# [Document excerpt]
□ □ □ □ □

This is Wittgenstein's posthumous book. The original German is given side by side with the English translation by G.E.M. Anscombe, which has undergone many corrections for this edition. Philosophical Investigations, like the Tractatus Logico-Philosophicus of 1918, is unconventionally organized. There are no chapters and no subheadings. Each numbered paragraph tells its own story. Large blocks of paragraphs deal with a single topic. For instance, the first thirty-eight paragraphs of Part I deal with the question of meaning. A given theme is treated at some length, dropped and is picked up again later on and in connection with another problem. This, plus Wittegnstein's unorthodox views may make the book difficult reading.
Wittgenstein's chief philosophical principle is that there are no philosophical problems. There are only philosophical muddles engendered by inattention to the proper uses of linguistic expressions. All of his main discussions in the book are general questions about language; not that language is the subject matter of philosophy but rather that an important, but not the only, function of philosophy is to clear away philosophical puzzles by tracing them to their source in linguistic muddles. Beyond the therapy lies the possibility of proposing different ways of talking, each of which, insofar as it is free of linguistic puzzles, may be a profitable way of looking at things analogous to "a new way of painting..." (p. 128, paragraph 401).
Wittgenstein's therapeutic method is best understood by seeing it in use. However, an inadequate idea of it may be conveyed by means of a general characterization. In the space allotted, I can do no more. To understand a linguistic expression in a given context describe the way(s) in which that expression functions in that context. Context is, in the last analysis, social context because languages that communicate, i.e., languages that are languages, cannot be private. This is not an empirical hypothesis but a statement of logical necessity. In the philosophy of psychology, this thesis is usually called logical behaviorism. Another way of putting Wittgenstein's general therapeutic prescription is this. To learn the "proper" meaning of a linguistic expression, investigate the ways in which we would learn or teach the use of the expression in specific contexts. We must pay particular attention to the ways in which the learner could get the wrong ideas about how to use the expression. We must also remember that the same utterance may function in many different kinds of contexts. Wittgenstein takes great pains to show the rich variety of usages. Clarifying meanings can be done only within an already existing language. This principle relates not to the ways in which language comes into existence but rather to the ways in which it functions as a means of communication.
The question of meaning in a way underlies every other question in the book. Here is a partial list of the many philosophical problems discussed: meaning, use and understanding; logical behaviorism and its consequences for the conception of philosophical analysis; thoughts, things and words; states of mind and conduct (as against involuntary action); sameness and difference of meaning, induction, deduction, memory. One would have to write such an extensive article even to begin exploring the method and cogency of Wittgenstein's philosophizing on these questions.
When one mentions philosophical analysis nowadays, Russell, Moore and Wittgenstein come to mind as the three fountainheads of three important 20th-Century styles of philosophical analysis. Wittgenstein's influence on Oxford philosophers and through them, and also directly, his influence on some 20th-Century American philosophers is enormous. These philosophers have used, though by no means slavishly, the Wittgenstein way of doing philosophy and their work is very suggestive. One need not agree with one's philosophical colleagues in order to admire the quality of their work. Suggestive philosophical processes and products, even if alien to our own ways of doing philosophy are, unless prima facie absurd, oftentimes more stimulating than agreement. For this reason, if for no other, Wittgenstein and the Wittgensteineans deserve serious attention.

□ □ □ □ □

# [Source information]
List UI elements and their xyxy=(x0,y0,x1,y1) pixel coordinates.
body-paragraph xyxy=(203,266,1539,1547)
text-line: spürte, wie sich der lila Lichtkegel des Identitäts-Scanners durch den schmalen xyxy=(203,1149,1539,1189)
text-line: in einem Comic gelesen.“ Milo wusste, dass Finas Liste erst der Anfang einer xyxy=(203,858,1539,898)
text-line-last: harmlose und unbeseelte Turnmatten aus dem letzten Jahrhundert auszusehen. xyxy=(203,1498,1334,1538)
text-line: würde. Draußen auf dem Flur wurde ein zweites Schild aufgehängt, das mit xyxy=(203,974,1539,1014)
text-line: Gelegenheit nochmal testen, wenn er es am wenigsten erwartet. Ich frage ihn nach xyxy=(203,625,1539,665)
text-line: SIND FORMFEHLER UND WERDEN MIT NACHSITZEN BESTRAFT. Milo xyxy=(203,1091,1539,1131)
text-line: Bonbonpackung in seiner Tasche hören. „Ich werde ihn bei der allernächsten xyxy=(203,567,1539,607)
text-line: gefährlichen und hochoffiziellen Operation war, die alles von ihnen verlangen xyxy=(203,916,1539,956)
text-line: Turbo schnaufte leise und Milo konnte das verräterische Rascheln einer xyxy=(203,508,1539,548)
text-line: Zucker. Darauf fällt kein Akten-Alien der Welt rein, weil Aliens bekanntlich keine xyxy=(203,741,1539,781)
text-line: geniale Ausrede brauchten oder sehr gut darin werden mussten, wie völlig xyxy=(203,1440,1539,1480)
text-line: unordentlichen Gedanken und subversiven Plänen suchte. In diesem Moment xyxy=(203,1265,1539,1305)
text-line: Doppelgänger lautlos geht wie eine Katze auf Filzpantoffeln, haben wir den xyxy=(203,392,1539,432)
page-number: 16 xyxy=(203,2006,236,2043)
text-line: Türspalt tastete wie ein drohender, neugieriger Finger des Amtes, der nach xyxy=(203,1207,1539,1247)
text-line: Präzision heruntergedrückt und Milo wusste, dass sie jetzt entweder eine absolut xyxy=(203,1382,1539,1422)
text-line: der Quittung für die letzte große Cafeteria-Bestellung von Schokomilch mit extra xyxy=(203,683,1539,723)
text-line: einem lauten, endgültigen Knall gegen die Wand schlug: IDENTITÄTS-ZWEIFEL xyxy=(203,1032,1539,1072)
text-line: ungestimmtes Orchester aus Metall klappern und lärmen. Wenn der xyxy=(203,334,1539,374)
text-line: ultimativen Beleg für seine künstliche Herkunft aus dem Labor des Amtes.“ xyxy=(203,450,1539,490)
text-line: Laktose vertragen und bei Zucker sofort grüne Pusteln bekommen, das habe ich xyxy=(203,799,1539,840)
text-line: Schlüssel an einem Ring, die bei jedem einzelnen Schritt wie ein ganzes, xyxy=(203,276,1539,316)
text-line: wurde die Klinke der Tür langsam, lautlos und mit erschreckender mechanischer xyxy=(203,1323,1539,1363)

□ □ □ □ □

# [Your objective]
Reproduce word for word the part of the text on Wittgenstein's Philosophical Investigations that begins at the words "The question of meaning in" and ends after "on these questions.".

# [Response to this exercise]
The question of meaning in a way underlies every other question in the book. Here is a partial list of the many philosophical problems discussed: meaning, use and understanding; logical behaviorism and its consequences for the conception of philosophical analysis; thoughts, things and words; states of mind and conduct (as against involuntary action); sameness and difference of meaning, induction, deduction, memory. One would have to write such an extensive article even to begin exploring the method and cogency of Wittgenstein's philosophizing on these questions.